▸ DATASET EXTRACT:

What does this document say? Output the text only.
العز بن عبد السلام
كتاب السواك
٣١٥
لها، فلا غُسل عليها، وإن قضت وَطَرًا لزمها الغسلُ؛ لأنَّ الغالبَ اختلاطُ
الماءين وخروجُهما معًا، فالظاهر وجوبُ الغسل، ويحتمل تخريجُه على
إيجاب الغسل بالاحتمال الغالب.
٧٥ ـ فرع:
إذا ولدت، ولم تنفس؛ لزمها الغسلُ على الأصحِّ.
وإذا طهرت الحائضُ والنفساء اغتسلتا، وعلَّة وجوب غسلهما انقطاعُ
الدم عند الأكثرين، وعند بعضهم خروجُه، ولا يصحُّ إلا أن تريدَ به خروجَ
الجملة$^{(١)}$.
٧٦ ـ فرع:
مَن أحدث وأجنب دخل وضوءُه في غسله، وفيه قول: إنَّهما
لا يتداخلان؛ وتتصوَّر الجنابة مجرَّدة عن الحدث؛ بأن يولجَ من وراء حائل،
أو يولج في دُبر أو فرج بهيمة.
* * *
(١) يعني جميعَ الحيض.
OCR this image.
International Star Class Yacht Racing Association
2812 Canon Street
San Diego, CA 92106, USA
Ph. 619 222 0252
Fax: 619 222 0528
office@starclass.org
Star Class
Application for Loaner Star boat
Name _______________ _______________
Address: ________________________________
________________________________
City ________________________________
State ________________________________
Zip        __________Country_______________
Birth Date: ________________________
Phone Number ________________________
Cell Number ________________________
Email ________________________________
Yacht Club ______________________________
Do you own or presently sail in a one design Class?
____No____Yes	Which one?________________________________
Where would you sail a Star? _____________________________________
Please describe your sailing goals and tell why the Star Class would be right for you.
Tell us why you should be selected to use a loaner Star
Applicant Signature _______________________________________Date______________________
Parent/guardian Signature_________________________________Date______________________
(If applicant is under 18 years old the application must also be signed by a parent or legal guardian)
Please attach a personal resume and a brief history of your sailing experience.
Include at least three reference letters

▸ WHAT IS EXPECTED: Take every line above carrying "Please" and return it.

▸ FINISHED TASK:
Please describe your sailing goals and tell why the Star Class would be right for you.
Please attach a personal resume and a brief history of your sailing experience.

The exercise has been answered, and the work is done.